▶ Listed entries:

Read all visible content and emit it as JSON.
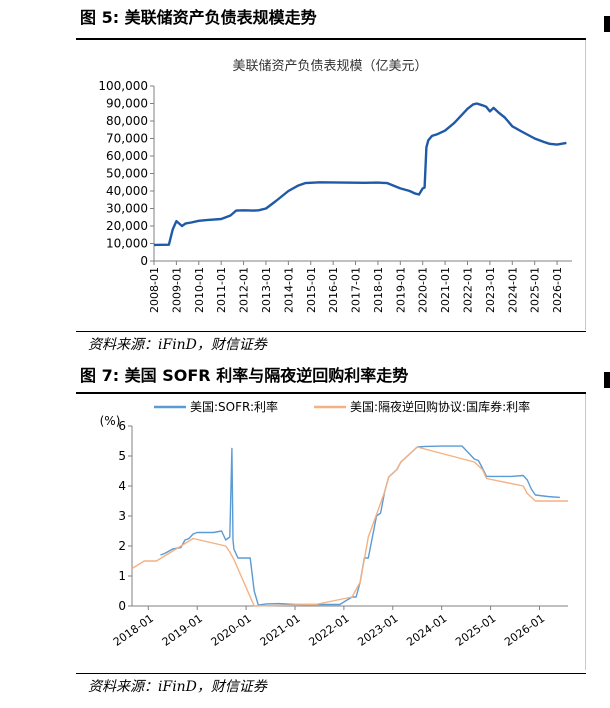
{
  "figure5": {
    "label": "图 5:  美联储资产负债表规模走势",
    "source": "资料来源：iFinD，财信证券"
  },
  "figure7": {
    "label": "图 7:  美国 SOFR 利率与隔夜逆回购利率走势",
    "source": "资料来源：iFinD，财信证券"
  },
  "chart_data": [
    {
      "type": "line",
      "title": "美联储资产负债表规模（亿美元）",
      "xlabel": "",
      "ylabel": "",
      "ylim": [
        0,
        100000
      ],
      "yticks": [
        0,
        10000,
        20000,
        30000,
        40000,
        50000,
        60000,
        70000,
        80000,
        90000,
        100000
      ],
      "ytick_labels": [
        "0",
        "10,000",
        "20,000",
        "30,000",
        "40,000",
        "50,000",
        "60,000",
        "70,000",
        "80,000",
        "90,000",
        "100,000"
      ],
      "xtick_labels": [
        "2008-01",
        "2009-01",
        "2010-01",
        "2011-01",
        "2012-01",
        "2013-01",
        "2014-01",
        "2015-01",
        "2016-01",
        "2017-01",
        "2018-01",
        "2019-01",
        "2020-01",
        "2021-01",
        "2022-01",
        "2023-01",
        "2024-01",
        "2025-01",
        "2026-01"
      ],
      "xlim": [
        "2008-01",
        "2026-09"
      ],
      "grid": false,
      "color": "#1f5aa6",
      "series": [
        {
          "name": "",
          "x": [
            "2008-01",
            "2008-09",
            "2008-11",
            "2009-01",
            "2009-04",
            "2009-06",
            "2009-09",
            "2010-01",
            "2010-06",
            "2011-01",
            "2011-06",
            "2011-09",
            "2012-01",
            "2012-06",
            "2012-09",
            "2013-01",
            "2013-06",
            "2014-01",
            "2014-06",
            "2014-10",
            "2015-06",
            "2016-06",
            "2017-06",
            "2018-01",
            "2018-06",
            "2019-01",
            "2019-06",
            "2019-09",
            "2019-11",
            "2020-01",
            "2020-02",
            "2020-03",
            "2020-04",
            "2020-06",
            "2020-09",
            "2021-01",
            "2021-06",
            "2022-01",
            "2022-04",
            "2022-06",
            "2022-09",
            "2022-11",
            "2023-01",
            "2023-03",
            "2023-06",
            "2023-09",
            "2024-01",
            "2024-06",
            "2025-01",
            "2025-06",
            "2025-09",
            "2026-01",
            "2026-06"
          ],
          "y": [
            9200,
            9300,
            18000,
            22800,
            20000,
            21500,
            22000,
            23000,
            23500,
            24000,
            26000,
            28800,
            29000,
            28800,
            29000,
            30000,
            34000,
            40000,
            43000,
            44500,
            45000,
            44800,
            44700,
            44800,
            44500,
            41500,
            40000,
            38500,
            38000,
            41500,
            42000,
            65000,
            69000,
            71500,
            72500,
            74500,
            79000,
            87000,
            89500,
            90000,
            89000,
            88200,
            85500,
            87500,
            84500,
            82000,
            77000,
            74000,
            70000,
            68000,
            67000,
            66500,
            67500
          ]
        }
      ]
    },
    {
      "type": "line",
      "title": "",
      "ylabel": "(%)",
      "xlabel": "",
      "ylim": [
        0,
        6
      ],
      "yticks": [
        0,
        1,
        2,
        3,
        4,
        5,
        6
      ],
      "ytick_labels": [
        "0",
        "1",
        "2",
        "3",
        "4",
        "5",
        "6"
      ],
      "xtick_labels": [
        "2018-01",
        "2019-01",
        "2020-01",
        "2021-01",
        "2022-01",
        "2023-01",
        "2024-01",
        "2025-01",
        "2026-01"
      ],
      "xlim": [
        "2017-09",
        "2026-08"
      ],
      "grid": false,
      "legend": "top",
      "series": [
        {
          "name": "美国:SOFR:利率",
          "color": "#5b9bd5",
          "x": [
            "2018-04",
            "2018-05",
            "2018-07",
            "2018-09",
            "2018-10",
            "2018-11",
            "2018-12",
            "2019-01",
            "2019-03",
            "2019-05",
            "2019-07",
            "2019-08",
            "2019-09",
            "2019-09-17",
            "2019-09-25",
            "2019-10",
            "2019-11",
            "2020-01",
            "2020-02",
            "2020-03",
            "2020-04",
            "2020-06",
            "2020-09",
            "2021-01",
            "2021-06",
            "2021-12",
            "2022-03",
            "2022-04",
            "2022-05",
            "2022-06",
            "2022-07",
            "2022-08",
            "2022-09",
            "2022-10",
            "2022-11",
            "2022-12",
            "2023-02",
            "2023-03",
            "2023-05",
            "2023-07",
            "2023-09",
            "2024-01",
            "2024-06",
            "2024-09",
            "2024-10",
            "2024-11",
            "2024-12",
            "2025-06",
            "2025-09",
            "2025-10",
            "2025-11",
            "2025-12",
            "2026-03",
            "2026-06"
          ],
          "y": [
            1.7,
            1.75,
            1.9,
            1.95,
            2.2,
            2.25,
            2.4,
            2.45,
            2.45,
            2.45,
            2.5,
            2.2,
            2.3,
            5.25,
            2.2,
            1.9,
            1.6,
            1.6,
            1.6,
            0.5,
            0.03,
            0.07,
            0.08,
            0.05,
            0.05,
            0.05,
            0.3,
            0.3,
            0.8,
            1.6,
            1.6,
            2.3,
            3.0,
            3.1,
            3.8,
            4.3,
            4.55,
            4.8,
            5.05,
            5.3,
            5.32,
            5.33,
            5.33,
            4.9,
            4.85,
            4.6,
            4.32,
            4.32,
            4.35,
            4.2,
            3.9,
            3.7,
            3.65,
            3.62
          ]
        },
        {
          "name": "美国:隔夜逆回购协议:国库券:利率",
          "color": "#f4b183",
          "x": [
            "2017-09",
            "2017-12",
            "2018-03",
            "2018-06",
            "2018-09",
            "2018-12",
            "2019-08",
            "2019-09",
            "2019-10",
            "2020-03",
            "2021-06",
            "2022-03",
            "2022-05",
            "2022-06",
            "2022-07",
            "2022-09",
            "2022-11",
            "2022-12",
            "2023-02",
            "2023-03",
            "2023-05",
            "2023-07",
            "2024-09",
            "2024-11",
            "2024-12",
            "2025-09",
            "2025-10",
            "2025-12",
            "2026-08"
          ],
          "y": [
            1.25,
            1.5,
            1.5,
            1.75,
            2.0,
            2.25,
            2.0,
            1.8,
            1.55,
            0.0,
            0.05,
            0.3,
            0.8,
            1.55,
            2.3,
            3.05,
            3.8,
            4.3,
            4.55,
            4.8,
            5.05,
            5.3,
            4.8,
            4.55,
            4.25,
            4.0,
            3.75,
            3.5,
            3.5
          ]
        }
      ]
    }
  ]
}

* * *

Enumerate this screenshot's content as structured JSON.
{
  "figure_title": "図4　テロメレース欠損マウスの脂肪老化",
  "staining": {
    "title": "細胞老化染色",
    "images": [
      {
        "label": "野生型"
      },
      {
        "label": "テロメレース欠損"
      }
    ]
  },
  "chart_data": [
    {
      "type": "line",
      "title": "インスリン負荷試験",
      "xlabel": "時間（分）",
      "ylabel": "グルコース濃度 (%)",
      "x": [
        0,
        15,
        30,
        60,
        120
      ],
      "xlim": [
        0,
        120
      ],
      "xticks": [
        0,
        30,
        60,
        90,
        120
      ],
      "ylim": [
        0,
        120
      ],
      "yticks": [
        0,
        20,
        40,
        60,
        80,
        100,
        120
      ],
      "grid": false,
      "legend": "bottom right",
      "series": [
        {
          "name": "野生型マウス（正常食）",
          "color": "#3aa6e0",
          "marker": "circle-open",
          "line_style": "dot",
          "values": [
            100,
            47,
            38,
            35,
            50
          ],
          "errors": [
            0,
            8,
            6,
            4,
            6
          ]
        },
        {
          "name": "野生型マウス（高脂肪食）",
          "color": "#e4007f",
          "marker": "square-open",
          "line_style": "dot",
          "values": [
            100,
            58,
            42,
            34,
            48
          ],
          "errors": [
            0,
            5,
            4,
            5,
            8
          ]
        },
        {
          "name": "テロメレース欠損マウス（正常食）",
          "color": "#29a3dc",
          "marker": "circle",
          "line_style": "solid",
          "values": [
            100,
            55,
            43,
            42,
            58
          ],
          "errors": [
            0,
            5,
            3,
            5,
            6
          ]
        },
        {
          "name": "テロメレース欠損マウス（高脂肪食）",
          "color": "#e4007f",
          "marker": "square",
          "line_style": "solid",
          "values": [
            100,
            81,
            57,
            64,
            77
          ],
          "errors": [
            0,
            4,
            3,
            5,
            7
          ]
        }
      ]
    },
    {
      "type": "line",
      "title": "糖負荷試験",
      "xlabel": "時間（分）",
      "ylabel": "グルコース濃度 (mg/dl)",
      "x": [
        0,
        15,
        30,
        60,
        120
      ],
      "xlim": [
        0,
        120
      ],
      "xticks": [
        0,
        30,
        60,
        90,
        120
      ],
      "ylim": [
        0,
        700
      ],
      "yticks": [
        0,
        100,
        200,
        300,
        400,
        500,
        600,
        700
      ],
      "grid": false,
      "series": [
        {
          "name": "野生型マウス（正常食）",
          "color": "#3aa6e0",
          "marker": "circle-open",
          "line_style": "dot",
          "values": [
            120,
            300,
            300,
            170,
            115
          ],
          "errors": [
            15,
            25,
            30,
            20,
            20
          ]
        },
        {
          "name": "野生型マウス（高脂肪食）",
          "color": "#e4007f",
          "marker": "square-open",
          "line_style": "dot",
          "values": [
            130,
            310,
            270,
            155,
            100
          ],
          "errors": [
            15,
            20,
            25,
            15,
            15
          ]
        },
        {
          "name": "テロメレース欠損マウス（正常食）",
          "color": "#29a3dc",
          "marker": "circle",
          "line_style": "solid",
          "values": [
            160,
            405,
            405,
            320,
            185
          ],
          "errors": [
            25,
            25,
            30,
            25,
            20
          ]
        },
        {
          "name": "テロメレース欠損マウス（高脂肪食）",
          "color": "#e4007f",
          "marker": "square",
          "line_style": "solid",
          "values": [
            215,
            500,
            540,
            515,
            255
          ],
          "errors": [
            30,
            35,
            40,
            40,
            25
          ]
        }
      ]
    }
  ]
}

▶ Task to carry out: Scan the material above. Extract every line in which the word "content" occurs.

▶ Finished exercise:
Read all visible content and emit it as JSON.
Enumerate this screenshot's content as structured JSON.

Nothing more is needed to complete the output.